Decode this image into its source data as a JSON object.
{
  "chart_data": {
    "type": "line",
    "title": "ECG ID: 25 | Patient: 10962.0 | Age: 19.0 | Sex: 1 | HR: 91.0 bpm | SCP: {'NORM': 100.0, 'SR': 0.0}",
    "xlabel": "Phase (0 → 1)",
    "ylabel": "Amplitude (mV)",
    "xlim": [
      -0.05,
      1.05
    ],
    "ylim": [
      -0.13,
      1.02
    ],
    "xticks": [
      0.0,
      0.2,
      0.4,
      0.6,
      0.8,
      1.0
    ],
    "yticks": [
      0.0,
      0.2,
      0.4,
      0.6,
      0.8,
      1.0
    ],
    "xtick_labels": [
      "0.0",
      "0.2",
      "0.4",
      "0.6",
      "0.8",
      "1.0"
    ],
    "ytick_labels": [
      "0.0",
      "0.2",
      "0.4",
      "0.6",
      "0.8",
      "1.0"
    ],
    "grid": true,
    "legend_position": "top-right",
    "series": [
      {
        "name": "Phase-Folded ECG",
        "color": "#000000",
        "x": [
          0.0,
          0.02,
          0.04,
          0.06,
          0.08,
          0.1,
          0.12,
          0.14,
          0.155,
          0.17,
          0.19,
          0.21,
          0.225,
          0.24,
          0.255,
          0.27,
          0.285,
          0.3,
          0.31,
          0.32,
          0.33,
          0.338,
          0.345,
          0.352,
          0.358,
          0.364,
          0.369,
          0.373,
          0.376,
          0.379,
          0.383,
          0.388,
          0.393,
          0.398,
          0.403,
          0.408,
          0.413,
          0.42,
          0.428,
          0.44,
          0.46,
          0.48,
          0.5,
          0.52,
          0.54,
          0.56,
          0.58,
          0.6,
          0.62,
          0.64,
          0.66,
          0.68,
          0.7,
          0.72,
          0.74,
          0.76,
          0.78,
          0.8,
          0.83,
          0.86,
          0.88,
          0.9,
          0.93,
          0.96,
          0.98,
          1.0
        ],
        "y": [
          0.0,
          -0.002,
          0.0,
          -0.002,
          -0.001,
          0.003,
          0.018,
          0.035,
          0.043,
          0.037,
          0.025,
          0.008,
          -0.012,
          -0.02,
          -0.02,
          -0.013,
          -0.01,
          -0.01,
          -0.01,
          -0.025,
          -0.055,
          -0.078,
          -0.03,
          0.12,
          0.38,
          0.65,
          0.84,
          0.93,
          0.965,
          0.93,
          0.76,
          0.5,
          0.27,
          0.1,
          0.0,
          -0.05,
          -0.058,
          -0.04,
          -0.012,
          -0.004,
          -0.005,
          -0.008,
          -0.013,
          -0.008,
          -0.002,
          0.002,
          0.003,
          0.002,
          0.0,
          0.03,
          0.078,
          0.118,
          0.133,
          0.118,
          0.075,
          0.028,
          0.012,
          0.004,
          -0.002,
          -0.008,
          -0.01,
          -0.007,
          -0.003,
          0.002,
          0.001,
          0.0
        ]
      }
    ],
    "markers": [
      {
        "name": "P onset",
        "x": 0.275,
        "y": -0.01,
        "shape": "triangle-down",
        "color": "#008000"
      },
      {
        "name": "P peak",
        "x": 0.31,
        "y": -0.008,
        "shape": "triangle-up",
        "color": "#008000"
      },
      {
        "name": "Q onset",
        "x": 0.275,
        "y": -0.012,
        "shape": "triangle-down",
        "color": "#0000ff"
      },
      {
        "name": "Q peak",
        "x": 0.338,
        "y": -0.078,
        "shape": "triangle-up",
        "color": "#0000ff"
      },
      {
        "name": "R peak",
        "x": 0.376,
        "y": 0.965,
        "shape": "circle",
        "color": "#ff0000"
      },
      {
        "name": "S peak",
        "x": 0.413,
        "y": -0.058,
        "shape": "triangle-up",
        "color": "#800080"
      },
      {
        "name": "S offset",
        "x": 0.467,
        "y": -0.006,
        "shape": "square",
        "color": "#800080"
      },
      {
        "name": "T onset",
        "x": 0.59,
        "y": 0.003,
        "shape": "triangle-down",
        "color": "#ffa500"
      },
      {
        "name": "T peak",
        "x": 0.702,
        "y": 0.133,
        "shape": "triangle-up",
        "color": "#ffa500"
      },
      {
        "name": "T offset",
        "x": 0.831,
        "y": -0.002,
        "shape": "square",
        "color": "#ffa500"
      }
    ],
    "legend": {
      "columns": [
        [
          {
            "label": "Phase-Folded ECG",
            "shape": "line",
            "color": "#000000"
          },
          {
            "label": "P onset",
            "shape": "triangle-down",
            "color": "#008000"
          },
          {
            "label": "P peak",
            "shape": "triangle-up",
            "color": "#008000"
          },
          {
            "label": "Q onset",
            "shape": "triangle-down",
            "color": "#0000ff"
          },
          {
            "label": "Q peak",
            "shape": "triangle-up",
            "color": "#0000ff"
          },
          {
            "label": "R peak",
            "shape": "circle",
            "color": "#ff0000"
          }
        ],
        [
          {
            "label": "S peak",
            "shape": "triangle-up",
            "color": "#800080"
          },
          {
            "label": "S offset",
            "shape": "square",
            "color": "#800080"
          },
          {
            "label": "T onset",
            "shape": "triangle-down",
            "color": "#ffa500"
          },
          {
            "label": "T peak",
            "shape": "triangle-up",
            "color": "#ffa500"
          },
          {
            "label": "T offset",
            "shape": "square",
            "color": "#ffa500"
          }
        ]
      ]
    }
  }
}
—————
EXERCISE REQUIREMENTS:
Find every line with "Phase" in the listing and state how many there are, nothing else.

SOLUTION FOR THIS EXERCISE:
3